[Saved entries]
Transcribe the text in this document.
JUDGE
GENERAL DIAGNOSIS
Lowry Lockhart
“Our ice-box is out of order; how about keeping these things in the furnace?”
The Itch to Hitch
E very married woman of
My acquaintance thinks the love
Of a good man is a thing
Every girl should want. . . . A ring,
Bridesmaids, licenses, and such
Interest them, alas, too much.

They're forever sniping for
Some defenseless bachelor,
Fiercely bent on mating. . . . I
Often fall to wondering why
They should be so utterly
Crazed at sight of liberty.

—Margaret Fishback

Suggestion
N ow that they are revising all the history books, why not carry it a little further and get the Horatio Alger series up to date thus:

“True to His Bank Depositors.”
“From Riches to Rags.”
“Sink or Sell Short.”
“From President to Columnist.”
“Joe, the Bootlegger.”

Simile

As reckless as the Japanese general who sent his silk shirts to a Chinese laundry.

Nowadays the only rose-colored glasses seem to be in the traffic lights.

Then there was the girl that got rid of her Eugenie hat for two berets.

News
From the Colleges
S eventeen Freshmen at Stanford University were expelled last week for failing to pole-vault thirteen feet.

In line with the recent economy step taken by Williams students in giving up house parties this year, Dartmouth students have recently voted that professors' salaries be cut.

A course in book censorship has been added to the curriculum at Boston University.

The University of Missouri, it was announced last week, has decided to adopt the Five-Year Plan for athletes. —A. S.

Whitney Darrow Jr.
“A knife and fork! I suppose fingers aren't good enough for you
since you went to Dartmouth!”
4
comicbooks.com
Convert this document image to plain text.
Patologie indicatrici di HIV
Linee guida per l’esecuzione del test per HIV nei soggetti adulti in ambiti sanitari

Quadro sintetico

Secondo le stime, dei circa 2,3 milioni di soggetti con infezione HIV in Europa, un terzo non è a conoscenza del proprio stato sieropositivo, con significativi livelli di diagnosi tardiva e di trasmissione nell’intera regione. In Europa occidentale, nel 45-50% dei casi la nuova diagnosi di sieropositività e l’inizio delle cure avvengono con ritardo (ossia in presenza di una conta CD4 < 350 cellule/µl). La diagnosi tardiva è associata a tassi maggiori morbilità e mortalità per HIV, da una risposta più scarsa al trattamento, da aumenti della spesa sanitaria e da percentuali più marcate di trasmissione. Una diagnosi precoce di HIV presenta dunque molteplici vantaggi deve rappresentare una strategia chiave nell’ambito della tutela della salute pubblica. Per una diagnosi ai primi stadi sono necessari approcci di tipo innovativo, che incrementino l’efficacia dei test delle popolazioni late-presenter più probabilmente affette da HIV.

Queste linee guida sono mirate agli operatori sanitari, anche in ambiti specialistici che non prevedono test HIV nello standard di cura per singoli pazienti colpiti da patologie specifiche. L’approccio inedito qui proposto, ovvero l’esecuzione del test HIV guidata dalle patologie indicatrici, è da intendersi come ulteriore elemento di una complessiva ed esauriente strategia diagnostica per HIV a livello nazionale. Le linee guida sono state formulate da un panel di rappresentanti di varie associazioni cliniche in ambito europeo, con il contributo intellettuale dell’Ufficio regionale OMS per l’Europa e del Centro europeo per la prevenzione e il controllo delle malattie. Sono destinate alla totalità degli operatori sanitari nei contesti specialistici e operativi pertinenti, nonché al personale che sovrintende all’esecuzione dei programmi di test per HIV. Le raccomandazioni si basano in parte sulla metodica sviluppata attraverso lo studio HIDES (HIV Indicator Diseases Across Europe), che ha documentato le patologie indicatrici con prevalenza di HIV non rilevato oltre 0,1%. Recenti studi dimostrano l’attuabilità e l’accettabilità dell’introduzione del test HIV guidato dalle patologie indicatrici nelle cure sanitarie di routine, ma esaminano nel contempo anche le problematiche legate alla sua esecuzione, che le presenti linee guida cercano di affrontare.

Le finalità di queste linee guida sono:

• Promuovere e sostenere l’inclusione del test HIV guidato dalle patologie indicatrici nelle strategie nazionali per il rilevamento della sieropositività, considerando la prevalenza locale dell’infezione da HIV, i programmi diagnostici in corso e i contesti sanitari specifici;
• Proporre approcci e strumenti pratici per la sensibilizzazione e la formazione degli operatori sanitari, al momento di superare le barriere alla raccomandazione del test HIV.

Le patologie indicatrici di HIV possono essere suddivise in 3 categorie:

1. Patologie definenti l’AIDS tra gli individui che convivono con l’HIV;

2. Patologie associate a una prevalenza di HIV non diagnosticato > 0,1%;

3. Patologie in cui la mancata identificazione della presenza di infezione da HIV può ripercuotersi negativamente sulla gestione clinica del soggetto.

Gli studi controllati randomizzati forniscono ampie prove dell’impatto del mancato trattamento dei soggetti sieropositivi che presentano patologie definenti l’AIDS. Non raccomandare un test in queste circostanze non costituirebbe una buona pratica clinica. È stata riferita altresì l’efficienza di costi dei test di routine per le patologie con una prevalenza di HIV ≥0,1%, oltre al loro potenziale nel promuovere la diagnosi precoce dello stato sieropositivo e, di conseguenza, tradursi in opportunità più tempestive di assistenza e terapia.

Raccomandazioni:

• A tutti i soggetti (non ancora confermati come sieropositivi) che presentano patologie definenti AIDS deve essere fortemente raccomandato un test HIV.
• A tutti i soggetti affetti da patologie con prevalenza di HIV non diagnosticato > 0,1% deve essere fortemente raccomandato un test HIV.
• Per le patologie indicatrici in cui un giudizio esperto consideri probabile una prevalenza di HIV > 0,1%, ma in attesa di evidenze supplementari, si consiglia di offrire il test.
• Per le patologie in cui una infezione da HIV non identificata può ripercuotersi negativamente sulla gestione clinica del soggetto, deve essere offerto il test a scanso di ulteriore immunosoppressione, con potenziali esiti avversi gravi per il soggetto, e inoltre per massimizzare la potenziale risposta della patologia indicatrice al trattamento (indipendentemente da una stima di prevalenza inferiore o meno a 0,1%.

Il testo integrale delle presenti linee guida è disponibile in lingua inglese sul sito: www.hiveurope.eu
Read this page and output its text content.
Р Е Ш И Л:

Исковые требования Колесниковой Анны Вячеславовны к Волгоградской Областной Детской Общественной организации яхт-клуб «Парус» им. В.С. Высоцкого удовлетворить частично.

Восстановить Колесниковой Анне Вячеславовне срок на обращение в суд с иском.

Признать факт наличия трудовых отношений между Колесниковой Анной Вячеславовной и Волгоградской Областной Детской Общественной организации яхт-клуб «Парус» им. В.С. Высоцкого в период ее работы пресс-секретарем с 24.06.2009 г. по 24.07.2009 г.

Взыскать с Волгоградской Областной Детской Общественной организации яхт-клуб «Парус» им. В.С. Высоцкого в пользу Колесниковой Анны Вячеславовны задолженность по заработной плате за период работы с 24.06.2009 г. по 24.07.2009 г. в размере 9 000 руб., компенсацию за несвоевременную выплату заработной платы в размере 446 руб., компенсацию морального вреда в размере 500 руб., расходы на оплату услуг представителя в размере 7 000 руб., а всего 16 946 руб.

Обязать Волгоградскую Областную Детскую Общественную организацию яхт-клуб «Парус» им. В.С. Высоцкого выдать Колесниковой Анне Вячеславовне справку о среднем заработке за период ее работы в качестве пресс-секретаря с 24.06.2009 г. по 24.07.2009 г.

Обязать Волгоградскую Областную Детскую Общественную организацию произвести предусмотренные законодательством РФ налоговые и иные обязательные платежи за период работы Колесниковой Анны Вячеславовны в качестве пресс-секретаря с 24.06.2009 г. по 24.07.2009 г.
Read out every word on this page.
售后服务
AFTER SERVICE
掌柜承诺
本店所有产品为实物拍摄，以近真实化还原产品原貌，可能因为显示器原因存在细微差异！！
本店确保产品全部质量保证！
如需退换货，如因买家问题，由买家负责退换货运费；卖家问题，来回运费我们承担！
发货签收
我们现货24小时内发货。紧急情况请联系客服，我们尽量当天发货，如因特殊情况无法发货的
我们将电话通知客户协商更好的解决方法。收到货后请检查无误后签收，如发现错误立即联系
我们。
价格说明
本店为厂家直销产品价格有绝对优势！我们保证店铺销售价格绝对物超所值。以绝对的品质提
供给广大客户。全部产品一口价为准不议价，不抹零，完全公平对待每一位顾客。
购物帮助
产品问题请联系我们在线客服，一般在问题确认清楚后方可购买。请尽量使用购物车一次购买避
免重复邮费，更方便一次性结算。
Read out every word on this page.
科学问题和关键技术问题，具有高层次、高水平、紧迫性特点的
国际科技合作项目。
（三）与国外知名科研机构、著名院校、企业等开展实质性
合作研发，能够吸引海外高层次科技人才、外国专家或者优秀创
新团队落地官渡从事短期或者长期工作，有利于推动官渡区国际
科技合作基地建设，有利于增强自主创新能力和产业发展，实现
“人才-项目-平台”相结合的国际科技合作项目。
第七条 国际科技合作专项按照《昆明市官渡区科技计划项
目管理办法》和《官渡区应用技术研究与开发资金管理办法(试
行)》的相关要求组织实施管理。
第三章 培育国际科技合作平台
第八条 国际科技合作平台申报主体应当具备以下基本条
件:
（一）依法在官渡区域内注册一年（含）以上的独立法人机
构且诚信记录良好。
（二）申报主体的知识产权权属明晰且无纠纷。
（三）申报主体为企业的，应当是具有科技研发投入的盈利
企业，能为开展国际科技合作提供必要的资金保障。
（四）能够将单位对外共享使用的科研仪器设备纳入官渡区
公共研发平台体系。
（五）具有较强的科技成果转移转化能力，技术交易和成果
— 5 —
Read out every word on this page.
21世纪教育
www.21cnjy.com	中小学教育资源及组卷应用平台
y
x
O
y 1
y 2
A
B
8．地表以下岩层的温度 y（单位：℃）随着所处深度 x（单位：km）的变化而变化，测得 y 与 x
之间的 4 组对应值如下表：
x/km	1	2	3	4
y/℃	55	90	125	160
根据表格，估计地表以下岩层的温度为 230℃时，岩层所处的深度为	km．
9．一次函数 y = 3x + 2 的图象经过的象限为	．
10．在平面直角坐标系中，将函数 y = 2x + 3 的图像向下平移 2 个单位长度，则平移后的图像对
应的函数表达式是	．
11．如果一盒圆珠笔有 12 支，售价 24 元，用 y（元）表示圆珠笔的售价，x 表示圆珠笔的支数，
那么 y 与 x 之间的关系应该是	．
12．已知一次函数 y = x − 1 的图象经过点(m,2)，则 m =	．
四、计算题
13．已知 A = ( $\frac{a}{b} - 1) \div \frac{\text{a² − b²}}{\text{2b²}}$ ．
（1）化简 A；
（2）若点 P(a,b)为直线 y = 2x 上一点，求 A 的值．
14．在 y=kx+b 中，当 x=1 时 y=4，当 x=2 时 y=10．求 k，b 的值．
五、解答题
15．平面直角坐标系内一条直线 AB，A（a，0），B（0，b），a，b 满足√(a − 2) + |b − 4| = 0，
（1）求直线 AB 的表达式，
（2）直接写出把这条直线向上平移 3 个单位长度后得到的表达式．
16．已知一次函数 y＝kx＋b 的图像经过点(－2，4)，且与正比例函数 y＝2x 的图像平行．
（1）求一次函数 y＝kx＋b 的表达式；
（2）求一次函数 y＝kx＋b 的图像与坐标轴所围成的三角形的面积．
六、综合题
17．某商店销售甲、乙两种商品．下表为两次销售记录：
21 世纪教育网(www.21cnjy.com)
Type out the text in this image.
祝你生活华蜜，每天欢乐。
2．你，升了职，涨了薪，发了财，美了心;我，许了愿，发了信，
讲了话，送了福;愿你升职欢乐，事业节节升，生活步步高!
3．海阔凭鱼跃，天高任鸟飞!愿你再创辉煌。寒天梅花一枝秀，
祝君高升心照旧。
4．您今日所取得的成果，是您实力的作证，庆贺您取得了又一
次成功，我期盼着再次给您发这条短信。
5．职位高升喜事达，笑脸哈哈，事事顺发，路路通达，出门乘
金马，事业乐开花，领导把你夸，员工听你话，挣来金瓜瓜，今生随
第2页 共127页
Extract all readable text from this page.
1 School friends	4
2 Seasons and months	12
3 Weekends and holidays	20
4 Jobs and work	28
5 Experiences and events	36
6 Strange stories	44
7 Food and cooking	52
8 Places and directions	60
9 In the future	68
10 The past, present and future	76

Task prompt:
Set down, exactly and in full, the lines from the one containing "Type out the text in this image." through the end of the entries; no other line belongs.

Response to the task:
Type out the text in this image.
祝你生活华蜜，每天欢乐。
2．你，升了职，涨了薪，发了财，美了心;我，许了愿，发了信，
讲了话，送了福;愿你升职欢乐，事业节节升，生活步步高!
3．海阔凭鱼跃，天高任鸟飞!愿你再创辉煌。寒天梅花一枝秀，
祝君高升心照旧。
4．您今日所取得的成果，是您实力的作证，庆贺您取得了又一
次成功，我期盼着再次给您发这条短信。
5．职位高升喜事达，笑脸哈哈，事事顺发，路路通达，出门乘
金马，事业乐开花，领导把你夸，员工听你话，挣来金瓜瓜，今生随
第2页 共127页
Extract all readable text from this page.
1 School friends	4
2 Seasons and months	12
3 Weekends and holidays	20
4 Jobs and work	28
5 Experiences and events	36
6 Strange stories	44
7 Food and cooking	52
8 Places and directions	60
9 In the future	68
10 The past, present and future	76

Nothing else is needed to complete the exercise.